[Your instructions]
Copy every line that mentions the word "الهلاك".

[Data for this exercise]
** start **

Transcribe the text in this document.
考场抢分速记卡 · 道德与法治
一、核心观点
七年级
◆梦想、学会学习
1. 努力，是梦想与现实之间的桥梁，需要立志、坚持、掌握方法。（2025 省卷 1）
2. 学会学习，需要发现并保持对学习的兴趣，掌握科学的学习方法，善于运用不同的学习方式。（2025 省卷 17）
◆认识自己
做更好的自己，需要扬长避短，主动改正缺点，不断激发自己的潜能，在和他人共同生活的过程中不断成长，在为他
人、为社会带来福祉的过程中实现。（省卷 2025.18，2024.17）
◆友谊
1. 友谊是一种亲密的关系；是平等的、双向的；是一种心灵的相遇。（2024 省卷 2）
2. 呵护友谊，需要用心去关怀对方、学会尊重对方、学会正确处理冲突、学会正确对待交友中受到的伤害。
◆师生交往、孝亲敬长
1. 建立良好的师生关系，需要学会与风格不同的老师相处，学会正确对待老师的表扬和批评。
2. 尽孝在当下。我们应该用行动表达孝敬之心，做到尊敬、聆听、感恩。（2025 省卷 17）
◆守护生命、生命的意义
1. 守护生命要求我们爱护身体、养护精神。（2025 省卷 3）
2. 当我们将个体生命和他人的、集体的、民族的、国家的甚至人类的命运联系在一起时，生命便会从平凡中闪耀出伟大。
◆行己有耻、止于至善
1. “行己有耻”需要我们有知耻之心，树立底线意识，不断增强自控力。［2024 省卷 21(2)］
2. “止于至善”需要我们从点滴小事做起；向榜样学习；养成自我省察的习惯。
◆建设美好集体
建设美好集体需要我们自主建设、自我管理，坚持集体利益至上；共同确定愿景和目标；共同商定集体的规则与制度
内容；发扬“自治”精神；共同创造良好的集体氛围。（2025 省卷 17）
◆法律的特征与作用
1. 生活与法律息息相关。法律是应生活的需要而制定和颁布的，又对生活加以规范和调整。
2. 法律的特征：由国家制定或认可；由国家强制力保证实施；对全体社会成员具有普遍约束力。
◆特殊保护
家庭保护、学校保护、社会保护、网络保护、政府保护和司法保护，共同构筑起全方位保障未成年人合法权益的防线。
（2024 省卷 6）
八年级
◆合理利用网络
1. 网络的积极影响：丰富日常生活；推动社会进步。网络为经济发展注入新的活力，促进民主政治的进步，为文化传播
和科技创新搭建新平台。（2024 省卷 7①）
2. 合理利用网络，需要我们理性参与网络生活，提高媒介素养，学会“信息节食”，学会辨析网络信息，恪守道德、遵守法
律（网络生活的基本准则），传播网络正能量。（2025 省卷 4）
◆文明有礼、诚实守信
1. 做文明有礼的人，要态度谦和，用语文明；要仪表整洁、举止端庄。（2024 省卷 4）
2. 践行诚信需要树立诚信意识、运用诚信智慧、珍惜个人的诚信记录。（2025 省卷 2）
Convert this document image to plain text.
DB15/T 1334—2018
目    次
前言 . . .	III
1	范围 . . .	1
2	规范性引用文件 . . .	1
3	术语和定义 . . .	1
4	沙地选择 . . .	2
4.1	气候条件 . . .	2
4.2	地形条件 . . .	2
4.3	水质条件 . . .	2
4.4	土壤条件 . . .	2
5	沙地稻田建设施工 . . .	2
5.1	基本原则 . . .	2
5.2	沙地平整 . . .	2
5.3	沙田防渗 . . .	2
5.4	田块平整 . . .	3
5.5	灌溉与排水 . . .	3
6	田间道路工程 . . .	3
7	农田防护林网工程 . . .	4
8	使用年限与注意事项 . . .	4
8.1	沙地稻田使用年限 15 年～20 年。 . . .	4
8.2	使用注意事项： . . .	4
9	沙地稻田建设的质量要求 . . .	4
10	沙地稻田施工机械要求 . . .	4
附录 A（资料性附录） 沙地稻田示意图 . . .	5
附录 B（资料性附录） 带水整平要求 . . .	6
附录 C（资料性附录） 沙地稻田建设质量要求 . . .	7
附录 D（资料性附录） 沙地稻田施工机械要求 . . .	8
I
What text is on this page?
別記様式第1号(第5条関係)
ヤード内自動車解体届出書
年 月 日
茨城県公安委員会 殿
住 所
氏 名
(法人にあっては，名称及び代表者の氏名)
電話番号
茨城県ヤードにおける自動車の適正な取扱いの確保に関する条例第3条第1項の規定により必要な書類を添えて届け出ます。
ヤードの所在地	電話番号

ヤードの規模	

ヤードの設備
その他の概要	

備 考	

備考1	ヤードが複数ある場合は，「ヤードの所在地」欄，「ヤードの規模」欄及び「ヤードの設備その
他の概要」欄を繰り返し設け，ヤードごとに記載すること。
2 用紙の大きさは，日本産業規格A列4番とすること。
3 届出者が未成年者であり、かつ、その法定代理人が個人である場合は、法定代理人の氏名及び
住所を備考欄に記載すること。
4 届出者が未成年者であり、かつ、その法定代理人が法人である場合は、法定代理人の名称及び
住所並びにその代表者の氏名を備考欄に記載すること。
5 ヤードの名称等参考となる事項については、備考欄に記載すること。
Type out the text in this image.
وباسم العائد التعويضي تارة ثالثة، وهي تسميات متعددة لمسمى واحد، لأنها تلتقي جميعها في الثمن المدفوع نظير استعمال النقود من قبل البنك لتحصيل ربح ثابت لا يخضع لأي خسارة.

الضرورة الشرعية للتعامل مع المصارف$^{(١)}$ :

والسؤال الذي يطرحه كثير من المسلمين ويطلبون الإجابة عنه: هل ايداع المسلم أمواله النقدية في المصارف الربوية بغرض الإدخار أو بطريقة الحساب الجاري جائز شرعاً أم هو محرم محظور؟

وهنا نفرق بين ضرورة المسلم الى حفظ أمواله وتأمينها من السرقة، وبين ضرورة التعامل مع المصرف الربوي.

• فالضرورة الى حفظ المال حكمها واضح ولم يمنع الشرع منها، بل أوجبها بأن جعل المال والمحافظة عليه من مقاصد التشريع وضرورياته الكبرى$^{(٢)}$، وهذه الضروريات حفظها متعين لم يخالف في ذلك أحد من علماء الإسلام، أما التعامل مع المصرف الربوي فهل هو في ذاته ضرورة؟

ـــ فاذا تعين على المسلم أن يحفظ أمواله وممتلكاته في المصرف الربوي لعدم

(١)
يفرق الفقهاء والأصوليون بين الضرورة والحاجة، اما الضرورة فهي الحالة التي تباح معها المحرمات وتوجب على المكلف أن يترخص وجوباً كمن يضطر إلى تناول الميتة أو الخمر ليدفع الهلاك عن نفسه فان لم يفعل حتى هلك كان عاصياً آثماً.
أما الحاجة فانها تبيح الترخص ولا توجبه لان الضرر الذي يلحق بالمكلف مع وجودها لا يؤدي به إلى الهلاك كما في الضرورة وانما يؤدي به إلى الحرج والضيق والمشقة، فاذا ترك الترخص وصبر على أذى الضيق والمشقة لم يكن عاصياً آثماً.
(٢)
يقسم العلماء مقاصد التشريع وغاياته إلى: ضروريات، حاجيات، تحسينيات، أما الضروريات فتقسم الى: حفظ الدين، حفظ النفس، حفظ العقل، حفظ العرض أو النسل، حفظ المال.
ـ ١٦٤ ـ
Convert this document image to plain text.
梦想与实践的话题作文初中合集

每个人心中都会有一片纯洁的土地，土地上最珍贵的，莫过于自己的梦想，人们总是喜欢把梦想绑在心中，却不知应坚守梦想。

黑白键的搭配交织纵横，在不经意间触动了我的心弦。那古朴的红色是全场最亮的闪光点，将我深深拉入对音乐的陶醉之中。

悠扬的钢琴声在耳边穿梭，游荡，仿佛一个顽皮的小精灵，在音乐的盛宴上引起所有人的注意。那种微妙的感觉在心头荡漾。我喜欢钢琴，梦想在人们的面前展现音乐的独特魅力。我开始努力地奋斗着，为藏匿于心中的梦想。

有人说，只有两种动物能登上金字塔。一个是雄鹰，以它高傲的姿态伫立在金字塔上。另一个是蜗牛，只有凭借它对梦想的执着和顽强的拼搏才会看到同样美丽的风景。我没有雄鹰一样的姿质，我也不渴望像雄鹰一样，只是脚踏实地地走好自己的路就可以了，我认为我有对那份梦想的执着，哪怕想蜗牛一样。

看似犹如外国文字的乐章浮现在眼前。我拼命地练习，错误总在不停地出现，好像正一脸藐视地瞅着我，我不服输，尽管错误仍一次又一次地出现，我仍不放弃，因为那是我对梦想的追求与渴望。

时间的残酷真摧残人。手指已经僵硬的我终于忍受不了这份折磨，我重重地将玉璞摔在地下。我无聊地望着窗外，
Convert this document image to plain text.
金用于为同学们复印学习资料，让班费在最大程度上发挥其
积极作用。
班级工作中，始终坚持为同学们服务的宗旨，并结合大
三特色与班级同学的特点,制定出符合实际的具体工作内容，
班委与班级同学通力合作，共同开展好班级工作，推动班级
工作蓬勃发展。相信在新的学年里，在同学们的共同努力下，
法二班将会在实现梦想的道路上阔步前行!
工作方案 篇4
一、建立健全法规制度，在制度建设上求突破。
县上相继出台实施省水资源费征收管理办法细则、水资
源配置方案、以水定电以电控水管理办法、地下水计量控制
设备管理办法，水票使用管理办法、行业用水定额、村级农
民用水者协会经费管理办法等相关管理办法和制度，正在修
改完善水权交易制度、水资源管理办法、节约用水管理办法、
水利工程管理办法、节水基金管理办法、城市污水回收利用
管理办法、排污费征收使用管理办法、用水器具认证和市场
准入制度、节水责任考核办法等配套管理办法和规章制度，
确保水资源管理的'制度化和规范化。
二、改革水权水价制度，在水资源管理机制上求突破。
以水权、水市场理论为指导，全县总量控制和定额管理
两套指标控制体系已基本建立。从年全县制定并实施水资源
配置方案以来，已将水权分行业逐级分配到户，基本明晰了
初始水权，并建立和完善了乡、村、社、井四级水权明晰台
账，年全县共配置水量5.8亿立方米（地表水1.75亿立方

** end **

[Finished answer]
يفرق الفقهاء والأصوليون بين الضرورة والحاجة، اما الضرورة فهي الحالة التي تباح معها المحرمات وتوجب على المكلف أن يترخص وجوباً كمن يضطر إلى تناول الميتة أو الخمر ليدفع الهلاك عن نفسه فان لم يفعل حتى هلك كان عاصياً آثماً.
أما الحاجة فانها تبيح الترخص ولا توجبه لان الضرر الذي يلحق بالمكلف مع وجودها لا يؤدي به إلى الهلاك كما في الضرورة وانما يؤدي به إلى الحرج والضيق والمشقة، فاذا ترك الترخص وصبر على أذى الضيق والمشقة لم يكن عاصياً آثماً.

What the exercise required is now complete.